Copy each line of the listing below exactly.

Start EXERCISE INPUTS

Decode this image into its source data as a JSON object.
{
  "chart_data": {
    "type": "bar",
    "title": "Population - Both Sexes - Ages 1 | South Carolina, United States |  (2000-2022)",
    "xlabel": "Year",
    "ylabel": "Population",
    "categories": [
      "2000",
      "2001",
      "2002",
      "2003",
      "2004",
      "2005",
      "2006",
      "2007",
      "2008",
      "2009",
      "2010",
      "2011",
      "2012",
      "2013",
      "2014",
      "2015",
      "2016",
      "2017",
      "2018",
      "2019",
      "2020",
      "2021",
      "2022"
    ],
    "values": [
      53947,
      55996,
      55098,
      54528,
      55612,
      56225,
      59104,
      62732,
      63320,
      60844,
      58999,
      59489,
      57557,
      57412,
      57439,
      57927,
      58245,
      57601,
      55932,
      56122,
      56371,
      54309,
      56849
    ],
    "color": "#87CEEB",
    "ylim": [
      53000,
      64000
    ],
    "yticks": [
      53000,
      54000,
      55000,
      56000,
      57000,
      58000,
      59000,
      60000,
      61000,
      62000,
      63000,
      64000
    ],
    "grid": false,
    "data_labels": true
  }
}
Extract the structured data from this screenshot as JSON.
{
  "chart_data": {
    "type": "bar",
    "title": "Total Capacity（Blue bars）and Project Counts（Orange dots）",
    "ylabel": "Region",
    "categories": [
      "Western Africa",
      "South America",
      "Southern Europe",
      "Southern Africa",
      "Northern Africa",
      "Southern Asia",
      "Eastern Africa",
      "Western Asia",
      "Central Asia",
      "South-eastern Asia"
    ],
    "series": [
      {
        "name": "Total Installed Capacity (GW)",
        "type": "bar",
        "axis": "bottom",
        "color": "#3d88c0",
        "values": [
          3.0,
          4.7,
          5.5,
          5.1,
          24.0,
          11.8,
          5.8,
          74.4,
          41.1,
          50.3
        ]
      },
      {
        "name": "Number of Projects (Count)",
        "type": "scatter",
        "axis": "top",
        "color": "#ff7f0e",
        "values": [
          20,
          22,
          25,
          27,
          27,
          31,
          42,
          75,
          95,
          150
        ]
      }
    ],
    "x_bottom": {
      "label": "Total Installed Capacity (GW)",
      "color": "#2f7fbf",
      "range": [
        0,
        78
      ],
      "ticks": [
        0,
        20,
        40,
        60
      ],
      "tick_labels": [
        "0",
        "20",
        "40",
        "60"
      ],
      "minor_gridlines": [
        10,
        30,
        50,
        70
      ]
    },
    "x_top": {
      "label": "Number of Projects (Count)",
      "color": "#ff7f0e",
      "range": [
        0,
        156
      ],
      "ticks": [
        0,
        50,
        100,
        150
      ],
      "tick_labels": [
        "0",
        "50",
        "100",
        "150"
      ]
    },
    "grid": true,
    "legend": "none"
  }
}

End EXERCISE INPUTS

SOLUTION TO THIS EXERCISE:
Decode this image into its source data as a JSON object.
{
  "chart_data": {
    "type": "bar",
    "title": "Population - Both Sexes - Ages 1 | South Carolina, United States |  (2000-2022)",
    "xlabel": "Year",
    "ylabel": "Population",
    "categories": [
      "2000",
      "2001",
      "2002",
      "2003",
      "2004",
      "2005",
      "2006",
      "2007",
      "2008",
      "2009",
      "2010",
      "2011",
      "2012",
      "2013",
      "2014",
      "2015",
      "2016",
      "2017",
      "2018",
      "2019",
      "2020",
      "2021",
      "2022"
    ],
    "values": [
      53947,
      55996,
      55098,
      54528,
      55612,
      56225,
      59104,
      62732,
      63320,
      60844,
      58999,
      59489,
      57557,
      57412,
      57439,
      57927,
      58245,
      57601,
      55932,
      56122,
      56371,
      54309,
      56849
    ],
    "color": "#87CEEB",
    "ylim": [
      53000,
      64000
    ],
    "yticks": [
      53000,
      54000,
      55000,
      56000,
      57000,
      58000,
      59000,
      60000,
      61000,
      62000,
      63000,
      64000
    ],
    "grid": false,
    "data_labels": true
  }
}
Extract the structured data from this screenshot as JSON.
{
  "chart_data": {
    "type": "bar",
    "title": "Total Capacity（Blue bars）and Project Counts（Orange dots）",
    "ylabel": "Region",
    "categories": [
      "Western Africa",
      "South America",
      "Southern Europe",
      "Southern Africa",
      "Northern Africa",
      "Southern Asia",
      "Eastern Africa",
      "Western Asia",
      "Central Asia",
      "South-eastern Asia"
    ],
    "series": [
      {
        "name": "Total Installed Capacity (GW)",
        "type": "bar",
        "axis": "bottom",
        "color": "#3d88c0",
        "values": [
          3.0,
          4.7,
          5.5,
          5.1,
          24.0,
          11.8,
          5.8,
          74.4,
          41.1,
          50.3
        ]
      },
      {
        "name": "Number of Projects (Count)",
        "type": "scatter",
        "axis": "top",
        "color": "#ff7f0e",
        "values": [
          20,
          22,
          25,
          27,
          27,
          31,
          42,
          75,
          95,
          150
        ]
      }
    ],
    "x_bottom": {
      "label": "Total Installed Capacity (GW)",
      "color": "#2f7fbf",
      "range": [
        0,
        78
      ],
      "ticks": [
        0,
        20,
        40,
        60
      ],
      "tick_labels": [
        "0",
        "20",
        "40",
        "60"
      ],
      "minor_gridlines": [
        10,
        30,
        50,
        70
      ]
    },
    "x_top": {
      "label": "Number of Projects (Count)",
      "color": "#ff7f0e",
      "range": [
        0,
        156
      ],
      "ticks": [
        0,
        50,
        100,
        150
      ],
      "tick_labels": [
        "0",
        "50",
        "100",
        "150"
      ]
    },
    "grid": true,
    "legend": "none"
  }
}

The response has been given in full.